▶ Written exercise: From the listing, collect all lines containing the word "ἀθηναῖος".
--- Start Provided entries ---
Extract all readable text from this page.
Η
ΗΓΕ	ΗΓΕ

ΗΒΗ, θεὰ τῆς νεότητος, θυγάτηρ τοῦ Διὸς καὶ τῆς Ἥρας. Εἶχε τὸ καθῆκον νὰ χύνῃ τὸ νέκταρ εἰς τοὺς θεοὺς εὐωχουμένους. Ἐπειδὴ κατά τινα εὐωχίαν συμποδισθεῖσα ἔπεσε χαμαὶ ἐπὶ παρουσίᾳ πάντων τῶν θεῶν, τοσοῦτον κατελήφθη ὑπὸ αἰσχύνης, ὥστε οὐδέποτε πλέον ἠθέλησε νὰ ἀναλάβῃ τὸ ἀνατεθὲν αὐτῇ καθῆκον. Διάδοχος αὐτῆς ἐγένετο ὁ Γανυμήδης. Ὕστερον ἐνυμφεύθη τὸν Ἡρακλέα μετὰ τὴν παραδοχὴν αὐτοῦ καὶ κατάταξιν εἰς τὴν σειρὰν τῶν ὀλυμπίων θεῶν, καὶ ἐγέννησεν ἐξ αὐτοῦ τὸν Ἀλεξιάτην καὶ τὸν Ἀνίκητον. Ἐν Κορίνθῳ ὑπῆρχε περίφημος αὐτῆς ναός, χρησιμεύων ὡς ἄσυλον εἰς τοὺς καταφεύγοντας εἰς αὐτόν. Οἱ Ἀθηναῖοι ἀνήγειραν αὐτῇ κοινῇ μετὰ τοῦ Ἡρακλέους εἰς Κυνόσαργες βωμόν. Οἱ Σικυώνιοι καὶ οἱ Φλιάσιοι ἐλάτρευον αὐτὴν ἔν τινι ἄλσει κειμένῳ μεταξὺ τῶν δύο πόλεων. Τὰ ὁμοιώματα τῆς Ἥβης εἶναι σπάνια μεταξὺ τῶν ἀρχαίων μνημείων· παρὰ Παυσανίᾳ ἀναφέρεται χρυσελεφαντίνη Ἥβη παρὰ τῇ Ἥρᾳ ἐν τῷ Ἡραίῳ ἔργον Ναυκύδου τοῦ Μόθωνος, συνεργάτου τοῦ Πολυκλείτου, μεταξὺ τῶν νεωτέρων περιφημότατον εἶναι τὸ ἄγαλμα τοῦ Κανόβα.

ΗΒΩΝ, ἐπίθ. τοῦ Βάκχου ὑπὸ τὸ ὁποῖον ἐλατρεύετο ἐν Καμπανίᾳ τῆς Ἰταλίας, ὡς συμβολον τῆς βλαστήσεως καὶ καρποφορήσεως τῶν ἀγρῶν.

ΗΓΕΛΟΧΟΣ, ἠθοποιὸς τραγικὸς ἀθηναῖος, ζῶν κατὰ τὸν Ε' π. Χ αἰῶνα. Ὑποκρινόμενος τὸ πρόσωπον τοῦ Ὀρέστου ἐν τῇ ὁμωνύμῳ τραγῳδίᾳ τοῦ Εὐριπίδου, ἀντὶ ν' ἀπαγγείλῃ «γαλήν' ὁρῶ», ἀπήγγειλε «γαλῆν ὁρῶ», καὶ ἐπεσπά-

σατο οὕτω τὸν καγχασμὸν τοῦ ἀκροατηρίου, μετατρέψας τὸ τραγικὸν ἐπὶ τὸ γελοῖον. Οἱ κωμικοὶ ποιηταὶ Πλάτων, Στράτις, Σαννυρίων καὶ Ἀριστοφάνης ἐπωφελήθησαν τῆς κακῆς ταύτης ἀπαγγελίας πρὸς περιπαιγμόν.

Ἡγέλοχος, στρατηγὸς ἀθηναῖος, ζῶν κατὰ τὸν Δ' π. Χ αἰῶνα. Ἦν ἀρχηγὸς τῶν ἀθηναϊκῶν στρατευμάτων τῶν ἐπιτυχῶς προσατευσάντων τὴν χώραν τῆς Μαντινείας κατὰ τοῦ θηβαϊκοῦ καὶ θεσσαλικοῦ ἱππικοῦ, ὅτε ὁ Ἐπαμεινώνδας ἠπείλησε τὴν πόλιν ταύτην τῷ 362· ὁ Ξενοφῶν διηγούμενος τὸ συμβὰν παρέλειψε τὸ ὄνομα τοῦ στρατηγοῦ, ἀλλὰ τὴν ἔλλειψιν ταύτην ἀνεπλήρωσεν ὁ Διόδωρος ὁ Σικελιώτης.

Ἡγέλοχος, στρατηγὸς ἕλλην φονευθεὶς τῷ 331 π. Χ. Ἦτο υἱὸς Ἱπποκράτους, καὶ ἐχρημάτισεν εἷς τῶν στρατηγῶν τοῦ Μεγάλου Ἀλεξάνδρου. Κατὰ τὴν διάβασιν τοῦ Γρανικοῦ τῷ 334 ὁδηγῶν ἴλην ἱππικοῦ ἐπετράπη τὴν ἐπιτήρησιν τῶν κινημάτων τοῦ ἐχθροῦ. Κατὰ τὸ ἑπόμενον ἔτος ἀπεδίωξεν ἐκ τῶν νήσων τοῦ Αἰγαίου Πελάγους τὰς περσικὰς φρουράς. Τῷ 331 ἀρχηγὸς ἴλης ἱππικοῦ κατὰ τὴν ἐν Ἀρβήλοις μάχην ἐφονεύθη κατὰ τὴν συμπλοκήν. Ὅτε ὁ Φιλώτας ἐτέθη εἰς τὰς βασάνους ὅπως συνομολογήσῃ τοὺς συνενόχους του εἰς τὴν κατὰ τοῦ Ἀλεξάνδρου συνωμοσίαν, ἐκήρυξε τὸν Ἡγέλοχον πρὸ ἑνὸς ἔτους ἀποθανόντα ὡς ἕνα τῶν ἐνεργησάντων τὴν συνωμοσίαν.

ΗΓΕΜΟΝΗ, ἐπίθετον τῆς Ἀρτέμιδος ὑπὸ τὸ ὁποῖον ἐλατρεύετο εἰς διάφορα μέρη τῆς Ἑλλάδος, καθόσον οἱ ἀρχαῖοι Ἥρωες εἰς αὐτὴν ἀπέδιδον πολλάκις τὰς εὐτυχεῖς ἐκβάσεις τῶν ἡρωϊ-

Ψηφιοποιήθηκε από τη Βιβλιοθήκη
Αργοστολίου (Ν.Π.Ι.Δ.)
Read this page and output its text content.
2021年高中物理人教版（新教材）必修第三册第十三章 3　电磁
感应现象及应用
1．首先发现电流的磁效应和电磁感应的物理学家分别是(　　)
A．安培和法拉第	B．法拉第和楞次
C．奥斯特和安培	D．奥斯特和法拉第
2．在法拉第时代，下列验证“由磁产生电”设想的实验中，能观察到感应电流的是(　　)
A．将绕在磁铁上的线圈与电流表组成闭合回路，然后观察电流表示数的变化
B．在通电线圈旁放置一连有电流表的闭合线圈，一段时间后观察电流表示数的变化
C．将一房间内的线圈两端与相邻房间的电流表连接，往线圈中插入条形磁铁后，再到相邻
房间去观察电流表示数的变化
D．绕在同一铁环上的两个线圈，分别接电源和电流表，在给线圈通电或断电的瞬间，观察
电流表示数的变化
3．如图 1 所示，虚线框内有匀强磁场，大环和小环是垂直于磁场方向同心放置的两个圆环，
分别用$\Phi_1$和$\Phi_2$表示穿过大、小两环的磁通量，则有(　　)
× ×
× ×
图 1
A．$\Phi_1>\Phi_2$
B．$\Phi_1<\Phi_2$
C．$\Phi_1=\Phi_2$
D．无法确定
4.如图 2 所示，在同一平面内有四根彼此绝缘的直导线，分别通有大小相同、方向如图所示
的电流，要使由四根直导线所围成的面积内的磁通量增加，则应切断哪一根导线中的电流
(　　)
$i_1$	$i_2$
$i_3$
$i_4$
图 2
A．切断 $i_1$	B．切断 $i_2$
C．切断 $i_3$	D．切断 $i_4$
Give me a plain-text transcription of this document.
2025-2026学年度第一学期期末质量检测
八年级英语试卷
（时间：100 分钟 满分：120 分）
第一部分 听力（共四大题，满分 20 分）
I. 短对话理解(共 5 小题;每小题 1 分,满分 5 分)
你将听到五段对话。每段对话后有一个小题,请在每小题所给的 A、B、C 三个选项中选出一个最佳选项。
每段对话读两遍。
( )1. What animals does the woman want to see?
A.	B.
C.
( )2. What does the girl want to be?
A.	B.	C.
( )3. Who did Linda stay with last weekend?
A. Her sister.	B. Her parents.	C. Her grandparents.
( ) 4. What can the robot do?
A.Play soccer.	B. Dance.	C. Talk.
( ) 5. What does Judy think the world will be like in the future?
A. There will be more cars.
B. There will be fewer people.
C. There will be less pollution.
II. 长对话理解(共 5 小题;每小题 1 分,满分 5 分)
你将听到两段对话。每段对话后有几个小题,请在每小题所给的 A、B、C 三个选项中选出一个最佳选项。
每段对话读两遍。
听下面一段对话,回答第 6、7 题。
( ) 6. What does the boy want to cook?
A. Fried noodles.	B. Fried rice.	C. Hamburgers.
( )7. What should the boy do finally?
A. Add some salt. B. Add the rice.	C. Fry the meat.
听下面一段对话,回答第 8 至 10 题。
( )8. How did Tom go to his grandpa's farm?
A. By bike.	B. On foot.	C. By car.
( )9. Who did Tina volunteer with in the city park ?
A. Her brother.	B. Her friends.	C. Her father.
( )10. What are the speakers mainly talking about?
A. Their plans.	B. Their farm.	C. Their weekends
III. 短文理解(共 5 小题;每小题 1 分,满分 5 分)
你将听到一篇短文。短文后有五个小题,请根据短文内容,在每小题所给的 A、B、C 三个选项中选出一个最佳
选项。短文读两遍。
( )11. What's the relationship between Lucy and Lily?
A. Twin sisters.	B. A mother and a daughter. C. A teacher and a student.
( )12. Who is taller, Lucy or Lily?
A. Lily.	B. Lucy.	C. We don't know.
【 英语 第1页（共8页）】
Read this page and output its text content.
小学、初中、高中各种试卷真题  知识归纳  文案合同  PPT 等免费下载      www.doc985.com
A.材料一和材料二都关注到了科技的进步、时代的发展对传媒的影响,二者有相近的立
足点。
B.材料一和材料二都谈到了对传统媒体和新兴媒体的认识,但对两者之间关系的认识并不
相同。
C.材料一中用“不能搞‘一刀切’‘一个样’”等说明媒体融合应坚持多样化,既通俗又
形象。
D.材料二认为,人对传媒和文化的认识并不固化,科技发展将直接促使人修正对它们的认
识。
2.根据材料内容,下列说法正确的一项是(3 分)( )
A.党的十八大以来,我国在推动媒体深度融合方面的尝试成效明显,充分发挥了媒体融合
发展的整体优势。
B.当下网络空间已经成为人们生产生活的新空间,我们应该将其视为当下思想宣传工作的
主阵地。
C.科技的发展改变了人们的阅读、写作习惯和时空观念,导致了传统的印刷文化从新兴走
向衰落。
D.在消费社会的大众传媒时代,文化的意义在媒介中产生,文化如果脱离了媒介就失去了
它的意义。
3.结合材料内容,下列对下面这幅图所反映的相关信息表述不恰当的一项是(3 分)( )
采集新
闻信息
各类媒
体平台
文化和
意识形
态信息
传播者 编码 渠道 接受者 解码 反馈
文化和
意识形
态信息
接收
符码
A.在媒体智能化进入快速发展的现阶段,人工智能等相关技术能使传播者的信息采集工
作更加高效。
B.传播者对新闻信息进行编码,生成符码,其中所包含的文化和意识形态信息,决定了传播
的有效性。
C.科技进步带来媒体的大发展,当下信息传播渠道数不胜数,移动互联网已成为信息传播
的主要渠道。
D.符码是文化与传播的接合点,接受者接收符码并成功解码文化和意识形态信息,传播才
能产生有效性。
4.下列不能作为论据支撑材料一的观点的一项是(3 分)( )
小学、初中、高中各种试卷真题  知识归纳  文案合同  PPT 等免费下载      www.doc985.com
--- End Provided entries ---
▶ Exercise output:
ΗΓΕΛΟΧΟΣ, ἠθοποιὸς τραγικὸς ἀθηναῖος, ζῶν κατὰ τὸν Ε' π. Χ αἰῶνα. Ὑποκρινόμενος τὸ πρόσωπον τοῦ Ὀρέστου ἐν τῇ ὁμωνύμῳ τραγῳδίᾳ τοῦ Εὐριπίδου, ἀντὶ ν' ἀπαγγείλῃ «γαλήν' ὁρῶ», ἀπήγγειλε «γαλῆν ὁρῶ», καὶ ἐπεσπά-
Ἡγέλοχος, στρατηγὸς ἀθηναῖος, ζῶν κατὰ τὸν Δ' π. Χ αἰῶνα. Ἦν ἀρχηγὸς τῶν ἀθηναϊκῶν στρατευμάτων τῶν ἐπιτυχῶς προσατευσάντων τὴν χώραν τῆς Μαντινείας κατὰ τοῦ θηβαϊκοῦ καὶ θεσσαλικοῦ ἱππικοῦ, ὅτε ὁ Ἐπαμεινώνδας ἠπείλησε τὴν πόλιν ταύτην τῷ 362· ὁ Ξενοφῶν διηγούμενος τὸ συμβὰν παρέλειψε τὸ ὄνομα τοῦ στρατηγοῦ, ἀλλὰ τὴν ἔλλειψιν ταύτην ἀνεπλήρωσεν ὁ Διόδωρος ὁ Σικελιώτης.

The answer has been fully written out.